Return each line of the material verbatim.
## Begin Information shown
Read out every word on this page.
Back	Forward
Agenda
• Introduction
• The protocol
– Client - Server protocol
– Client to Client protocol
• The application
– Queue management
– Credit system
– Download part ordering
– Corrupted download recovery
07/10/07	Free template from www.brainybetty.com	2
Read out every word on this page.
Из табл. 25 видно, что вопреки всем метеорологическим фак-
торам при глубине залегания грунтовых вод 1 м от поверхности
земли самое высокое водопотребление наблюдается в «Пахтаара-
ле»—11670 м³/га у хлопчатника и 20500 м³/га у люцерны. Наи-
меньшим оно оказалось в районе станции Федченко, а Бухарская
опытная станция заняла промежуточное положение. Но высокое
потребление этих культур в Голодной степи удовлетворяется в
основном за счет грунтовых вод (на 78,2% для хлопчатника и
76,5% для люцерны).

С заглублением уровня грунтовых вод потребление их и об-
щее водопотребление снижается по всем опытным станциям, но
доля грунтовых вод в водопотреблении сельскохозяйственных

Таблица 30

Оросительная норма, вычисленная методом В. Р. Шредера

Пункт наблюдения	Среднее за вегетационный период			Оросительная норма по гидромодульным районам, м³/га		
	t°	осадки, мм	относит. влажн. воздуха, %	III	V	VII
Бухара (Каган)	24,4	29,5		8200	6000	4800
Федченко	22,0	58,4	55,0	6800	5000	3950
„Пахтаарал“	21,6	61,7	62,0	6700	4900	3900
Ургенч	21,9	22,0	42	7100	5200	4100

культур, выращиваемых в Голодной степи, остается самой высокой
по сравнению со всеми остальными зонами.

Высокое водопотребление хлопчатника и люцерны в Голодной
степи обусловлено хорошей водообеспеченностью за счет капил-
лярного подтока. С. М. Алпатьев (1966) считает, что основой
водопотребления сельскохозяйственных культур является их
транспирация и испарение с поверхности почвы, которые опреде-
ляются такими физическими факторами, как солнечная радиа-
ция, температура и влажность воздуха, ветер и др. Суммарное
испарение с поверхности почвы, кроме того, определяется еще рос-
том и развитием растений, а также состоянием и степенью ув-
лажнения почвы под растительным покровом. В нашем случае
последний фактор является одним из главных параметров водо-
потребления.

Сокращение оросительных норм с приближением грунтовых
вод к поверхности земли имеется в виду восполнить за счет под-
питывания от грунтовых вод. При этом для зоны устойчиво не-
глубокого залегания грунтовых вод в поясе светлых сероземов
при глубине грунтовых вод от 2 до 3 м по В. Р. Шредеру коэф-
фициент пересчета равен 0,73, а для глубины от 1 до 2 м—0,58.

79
## End Information shown
▸ **Result for this exercise**:
Read out every word on this page.
Back	Forward
Agenda
• Introduction
• The protocol
– Client - Server protocol
– Client to Client protocol
• The application
– Queue management
– Credit system
– Download part ordering
– Corrupted download recovery
07/10/07	Free template from www.brainybetty.com	2
Read out every word on this page.
Из табл. 25 видно, что вопреки всем метеорологическим фак-
торам при глубине залегания грунтовых вод 1 м от поверхности
земли самое высокое водопотребление наблюдается в «Пахтаара-
ле»—11670 м³/га у хлопчатника и 20500 м³/га у люцерны. Наи-
меньшим оно оказалось в районе станции Федченко, а Бухарская
опытная станция заняла промежуточное положение. Но высокое
потребление этих культур в Голодной степи удовлетворяется в
основном за счет грунтовых вод (на 78,2% для хлопчатника и
76,5% для люцерны).

С заглублением уровня грунтовых вод потребление их и об-
щее водопотребление снижается по всем опытным станциям, но
доля грунтовых вод в водопотреблении сельскохозяйственных

Таблица 30

Оросительная норма, вычисленная методом В. Р. Шредера

Пункт наблюдения	Среднее за вегетационный период			Оросительная норма по гидромодульным районам, м³/га		
	t°	осадки, мм	относит. влажн. воздуха, %	III	V	VII
Бухара (Каган)	24,4	29,5		8200	6000	4800
Федченко	22,0	58,4	55,0	6800	5000	3950
„Пахтаарал“	21,6	61,7	62,0	6700	4900	3900
Ургенч	21,9	22,0	42	7100	5200	4100

культур, выращиваемых в Голодной степи, остается самой высокой
по сравнению со всеми остальными зонами.

Высокое водопотребление хлопчатника и люцерны в Голодной
степи обусловлено хорошей водообеспеченностью за счет капил-
лярного подтока. С. М. Алпатьев (1966) считает, что основой
водопотребления сельскохозяйственных культур является их
транспирация и испарение с поверхности почвы, которые опреде-
ляются такими физическими факторами, как солнечная радиа-
ция, температура и влажность воздуха, ветер и др. Суммарное
испарение с поверхности почвы, кроме того, определяется еще рос-
том и развитием растений, а также состоянием и степенью ув-
лажнения почвы под растительным покровом. В нашем случае
последний фактор является одним из главных параметров водо-
потребления.

Сокращение оросительных норм с приближением грунтовых
вод к поверхности земли имеется в виду восполнить за счет под-
питывания от грунтовых вод. При этом для зоны устойчиво не-
глубокого залегания грунтовых вод в поясе светлых сероземов
при глубине грунтовых вод от 2 до 3 м по В. Р. Шредеру коэф-
фициент пересчета равен 0,73, а для глубины от 1 до 2 м—0,58.

79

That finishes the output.